Entries from a dataset
— start —
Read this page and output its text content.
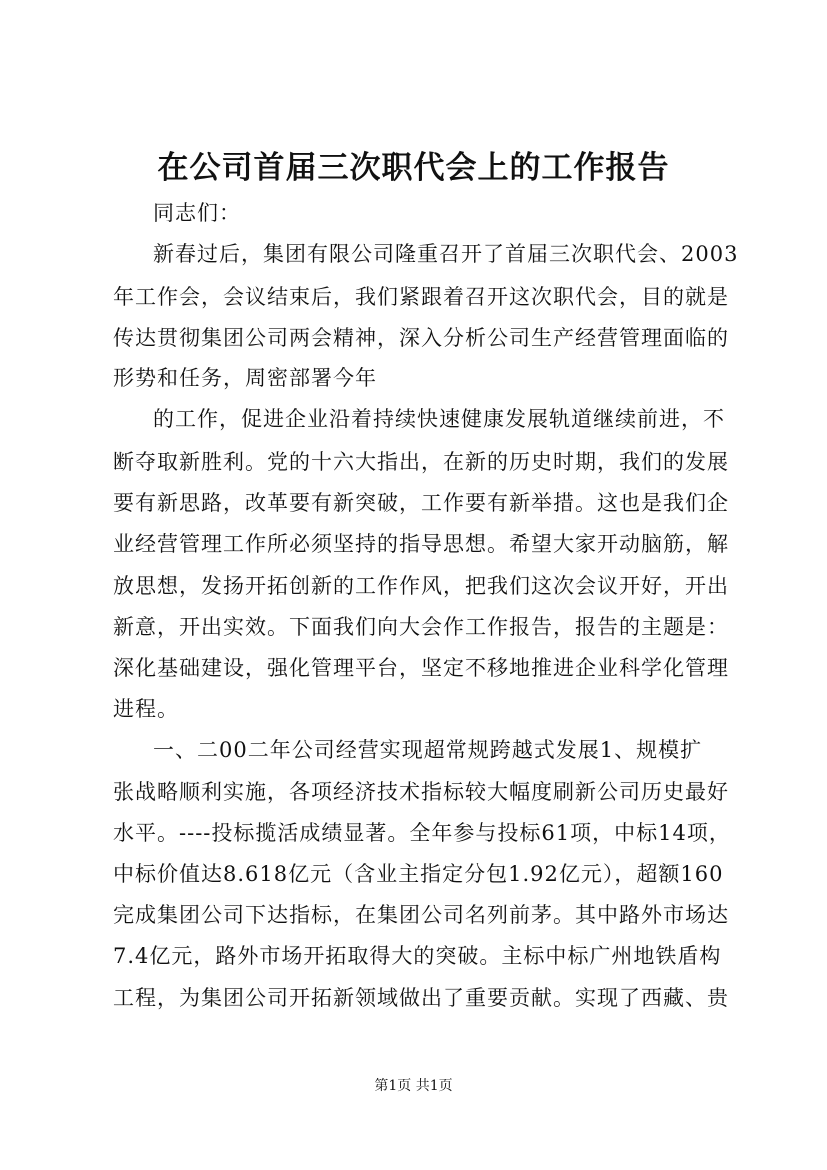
在公司首届三次职代会上的工作报告
同志们：
新春过后，集团有限公司隆重召开了首届三次职代会、2003
年工作会，会议结束后，我们紧跟着召开这次职代会，目的就是
传达贯彻集团公司两会精神，深入分析公司生产经营管理面临的
形势和任务，周密部署今年
的工作，促进企业沿着持续快速健康发展轨道继续前进，不
断夺取新胜利。党的十六大指出，在新的历史时期，我们的发展
要有新思路，改革要有新突破，工作要有新举措。这也是我们企
业经营管理工作所必须坚持的指导思想。希望大家开动脑筋，解
放思想，发扬开拓创新的工作作风，把我们这次会议开好，开出
新意，开出实效。下面我们向大会作工作报告，报告的主题是：
深化基础建设，强化管理平台，坚定不移地推进企业科学化管理
进程。
一、二00二年公司经营实现超常规跨越式发展1、规模扩
张战略顺利实施，各项经济技术指标较大幅度刷新公司历史最好
水平。----投标揽活成绩显著。全年参与投标61项，中标14项，
中标价值达8.618亿元（含业主指定分包1.92亿元），超额160
完成集团公司下达指标，在集团公司名列前茅。其中路外市场达
7.4亿元，路外市场开拓取得大的突破。主标中标广州地铁盾构
工程，为集团公司开拓新领域做出了重要贡献。实现了西藏、贵
第1页 共1页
— end —
__Exercise instructions__
Without including any pictures, output all the entries above exactly.

__Result__
Read this page and output its text content.
在公司首届三次职代会上的工作报告
同志们：
新春过后，集团有限公司隆重召开了首届三次职代会、2003
年工作会，会议结束后，我们紧跟着召开这次职代会，目的就是
传达贯彻集团公司两会精神，深入分析公司生产经营管理面临的
形势和任务，周密部署今年
的工作，促进企业沿着持续快速健康发展轨道继续前进，不
断夺取新胜利。党的十六大指出，在新的历史时期，我们的发展
要有新思路，改革要有新突破，工作要有新举措。这也是我们企
业经营管理工作所必须坚持的指导思想。希望大家开动脑筋，解
放思想，发扬开拓创新的工作作风，把我们这次会议开好，开出
新意，开出实效。下面我们向大会作工作报告，报告的主题是：
深化基础建设，强化管理平台，坚定不移地推进企业科学化管理
进程。
一、二00二年公司经营实现超常规跨越式发展1、规模扩
张战略顺利实施，各项经济技术指标较大幅度刷新公司历史最好
水平。----投标揽活成绩显著。全年参与投标61项，中标14项，
中标价值达8.618亿元（含业主指定分包1.92亿元），超额160
完成集团公司下达指标，在集团公司名列前茅。其中路外市场达
7.4亿元，路外市场开拓取得大的突破。主标中标广州地铁盾构
工程，为集团公司开拓新领域做出了重要贡献。实现了西藏、贵
第1页 共1页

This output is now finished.